* BEGIN Rows *

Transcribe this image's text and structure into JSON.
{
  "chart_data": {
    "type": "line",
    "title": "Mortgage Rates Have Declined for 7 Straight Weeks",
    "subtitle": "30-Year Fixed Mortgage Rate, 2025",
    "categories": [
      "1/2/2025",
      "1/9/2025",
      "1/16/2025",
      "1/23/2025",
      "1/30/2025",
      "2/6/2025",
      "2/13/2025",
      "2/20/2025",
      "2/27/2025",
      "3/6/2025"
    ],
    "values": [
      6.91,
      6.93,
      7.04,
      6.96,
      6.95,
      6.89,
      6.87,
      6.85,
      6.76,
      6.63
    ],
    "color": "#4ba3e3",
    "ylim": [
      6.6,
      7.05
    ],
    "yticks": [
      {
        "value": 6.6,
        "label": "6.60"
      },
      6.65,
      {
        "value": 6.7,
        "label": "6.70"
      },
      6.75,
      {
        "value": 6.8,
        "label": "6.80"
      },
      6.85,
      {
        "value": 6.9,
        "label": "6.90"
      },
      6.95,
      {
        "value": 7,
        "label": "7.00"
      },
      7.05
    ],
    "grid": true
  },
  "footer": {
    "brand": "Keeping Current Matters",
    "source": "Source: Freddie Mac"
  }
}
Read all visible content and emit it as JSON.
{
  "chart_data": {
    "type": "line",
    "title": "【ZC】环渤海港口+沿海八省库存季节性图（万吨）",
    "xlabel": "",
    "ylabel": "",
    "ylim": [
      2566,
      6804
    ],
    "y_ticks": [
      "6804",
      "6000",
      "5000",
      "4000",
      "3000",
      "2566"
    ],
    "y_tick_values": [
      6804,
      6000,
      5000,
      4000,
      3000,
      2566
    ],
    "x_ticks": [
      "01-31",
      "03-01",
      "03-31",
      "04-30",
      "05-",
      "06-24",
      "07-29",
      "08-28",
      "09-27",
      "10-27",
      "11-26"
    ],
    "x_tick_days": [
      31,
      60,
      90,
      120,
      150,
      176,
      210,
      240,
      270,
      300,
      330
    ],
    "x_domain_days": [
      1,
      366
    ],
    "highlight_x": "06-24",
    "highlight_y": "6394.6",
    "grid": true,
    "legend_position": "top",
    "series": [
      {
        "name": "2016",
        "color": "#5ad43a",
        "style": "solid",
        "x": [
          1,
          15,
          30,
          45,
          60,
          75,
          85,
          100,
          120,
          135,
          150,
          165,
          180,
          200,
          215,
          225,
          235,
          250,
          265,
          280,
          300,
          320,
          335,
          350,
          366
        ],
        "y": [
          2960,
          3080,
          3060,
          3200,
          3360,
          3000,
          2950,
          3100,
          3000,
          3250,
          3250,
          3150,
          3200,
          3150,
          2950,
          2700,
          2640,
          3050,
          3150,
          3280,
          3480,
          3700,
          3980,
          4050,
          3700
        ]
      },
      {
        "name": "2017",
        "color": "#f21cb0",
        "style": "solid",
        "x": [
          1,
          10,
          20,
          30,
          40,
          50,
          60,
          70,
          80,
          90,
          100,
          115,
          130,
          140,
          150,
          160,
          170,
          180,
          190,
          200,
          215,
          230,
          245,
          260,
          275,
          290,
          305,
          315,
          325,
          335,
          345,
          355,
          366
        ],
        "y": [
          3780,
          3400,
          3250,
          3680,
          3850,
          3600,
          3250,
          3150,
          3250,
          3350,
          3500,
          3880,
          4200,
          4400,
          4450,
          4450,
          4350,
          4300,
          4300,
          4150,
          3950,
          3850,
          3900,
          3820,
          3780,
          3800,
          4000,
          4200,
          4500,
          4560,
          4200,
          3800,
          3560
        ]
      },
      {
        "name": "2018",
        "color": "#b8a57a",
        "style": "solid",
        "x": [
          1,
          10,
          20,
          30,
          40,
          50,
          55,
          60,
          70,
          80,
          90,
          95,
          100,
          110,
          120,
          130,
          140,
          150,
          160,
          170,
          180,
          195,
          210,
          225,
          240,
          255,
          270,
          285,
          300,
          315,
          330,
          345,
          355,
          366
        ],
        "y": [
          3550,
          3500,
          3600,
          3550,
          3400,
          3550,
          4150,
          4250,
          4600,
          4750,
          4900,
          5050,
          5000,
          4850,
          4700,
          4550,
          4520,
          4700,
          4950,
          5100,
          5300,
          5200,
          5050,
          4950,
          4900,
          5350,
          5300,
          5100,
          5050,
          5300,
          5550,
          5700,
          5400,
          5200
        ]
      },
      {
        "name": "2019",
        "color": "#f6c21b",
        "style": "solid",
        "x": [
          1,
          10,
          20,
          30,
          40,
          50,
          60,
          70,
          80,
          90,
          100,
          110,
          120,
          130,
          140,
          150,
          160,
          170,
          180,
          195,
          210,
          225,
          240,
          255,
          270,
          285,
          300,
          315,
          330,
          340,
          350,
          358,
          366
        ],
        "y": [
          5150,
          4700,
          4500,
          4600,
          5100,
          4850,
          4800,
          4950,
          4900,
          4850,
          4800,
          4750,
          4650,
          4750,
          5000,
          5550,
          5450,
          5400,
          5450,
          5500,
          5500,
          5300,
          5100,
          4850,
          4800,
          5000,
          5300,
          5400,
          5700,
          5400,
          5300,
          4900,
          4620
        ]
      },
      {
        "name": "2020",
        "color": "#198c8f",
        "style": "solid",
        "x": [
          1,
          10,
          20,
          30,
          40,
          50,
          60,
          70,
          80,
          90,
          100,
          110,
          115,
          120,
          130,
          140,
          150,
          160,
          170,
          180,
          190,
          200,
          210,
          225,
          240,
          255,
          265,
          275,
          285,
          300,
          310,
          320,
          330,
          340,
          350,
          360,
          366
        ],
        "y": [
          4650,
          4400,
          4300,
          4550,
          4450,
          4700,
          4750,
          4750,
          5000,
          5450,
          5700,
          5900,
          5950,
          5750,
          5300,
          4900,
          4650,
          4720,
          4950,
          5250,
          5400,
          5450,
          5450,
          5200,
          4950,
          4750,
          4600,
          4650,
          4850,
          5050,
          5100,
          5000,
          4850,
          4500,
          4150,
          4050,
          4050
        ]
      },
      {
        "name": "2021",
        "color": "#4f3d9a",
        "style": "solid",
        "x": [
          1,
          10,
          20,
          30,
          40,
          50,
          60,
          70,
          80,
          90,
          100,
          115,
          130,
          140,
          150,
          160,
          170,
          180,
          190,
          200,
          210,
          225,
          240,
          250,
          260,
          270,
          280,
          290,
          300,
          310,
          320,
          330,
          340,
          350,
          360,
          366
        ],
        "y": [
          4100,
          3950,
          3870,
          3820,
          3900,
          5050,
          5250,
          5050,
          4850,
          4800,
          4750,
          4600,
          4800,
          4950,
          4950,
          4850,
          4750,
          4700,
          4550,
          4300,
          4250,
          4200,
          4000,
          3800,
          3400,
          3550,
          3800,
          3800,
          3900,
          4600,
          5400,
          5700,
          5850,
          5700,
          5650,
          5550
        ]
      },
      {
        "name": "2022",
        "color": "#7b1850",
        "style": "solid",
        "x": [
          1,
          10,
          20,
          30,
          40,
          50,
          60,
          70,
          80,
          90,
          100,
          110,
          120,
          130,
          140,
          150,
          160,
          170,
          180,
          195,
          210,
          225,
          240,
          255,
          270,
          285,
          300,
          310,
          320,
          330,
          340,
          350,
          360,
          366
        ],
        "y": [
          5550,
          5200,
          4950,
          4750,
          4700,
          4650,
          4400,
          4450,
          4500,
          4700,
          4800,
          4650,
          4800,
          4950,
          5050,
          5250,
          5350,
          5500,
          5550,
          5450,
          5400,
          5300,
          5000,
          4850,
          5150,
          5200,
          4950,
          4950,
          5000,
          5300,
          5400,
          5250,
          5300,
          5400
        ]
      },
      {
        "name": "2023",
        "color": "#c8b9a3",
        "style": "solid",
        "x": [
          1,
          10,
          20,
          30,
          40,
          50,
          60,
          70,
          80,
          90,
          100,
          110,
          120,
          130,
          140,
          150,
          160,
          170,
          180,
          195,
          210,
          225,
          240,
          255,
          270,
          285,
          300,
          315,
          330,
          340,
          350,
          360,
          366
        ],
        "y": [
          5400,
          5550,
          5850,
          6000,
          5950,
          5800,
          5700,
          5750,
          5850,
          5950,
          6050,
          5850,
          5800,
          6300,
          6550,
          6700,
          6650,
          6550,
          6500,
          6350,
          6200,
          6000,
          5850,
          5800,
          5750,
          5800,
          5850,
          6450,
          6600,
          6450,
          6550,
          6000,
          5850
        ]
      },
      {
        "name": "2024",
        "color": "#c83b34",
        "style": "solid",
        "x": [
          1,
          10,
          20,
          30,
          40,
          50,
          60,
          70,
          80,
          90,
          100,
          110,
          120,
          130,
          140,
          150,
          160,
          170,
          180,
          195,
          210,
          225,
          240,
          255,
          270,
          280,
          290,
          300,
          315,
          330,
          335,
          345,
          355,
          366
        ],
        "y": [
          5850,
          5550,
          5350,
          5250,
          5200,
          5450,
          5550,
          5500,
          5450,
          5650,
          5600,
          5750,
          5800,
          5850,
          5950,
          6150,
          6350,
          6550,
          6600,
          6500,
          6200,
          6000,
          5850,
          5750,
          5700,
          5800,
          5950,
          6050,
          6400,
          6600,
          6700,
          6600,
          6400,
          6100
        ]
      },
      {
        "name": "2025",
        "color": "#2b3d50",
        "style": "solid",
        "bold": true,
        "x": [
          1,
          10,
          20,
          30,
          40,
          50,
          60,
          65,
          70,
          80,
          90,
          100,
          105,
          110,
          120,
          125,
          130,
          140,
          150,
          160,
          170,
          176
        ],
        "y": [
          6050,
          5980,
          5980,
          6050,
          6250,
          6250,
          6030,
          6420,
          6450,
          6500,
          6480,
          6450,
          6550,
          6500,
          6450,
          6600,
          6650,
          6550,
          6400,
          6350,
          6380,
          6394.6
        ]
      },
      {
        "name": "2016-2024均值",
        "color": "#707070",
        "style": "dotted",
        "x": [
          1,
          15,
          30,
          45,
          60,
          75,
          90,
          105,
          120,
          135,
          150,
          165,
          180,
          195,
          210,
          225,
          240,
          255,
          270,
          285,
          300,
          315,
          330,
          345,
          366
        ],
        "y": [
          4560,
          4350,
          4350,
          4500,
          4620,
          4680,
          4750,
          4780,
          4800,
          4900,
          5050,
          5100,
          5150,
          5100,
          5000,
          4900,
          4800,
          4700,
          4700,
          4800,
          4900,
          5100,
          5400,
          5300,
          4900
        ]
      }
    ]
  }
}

* END Rows *

**Short task:** Determine how many lines include the word "JSON" and report that number by itself.

**Answer to the task:** 2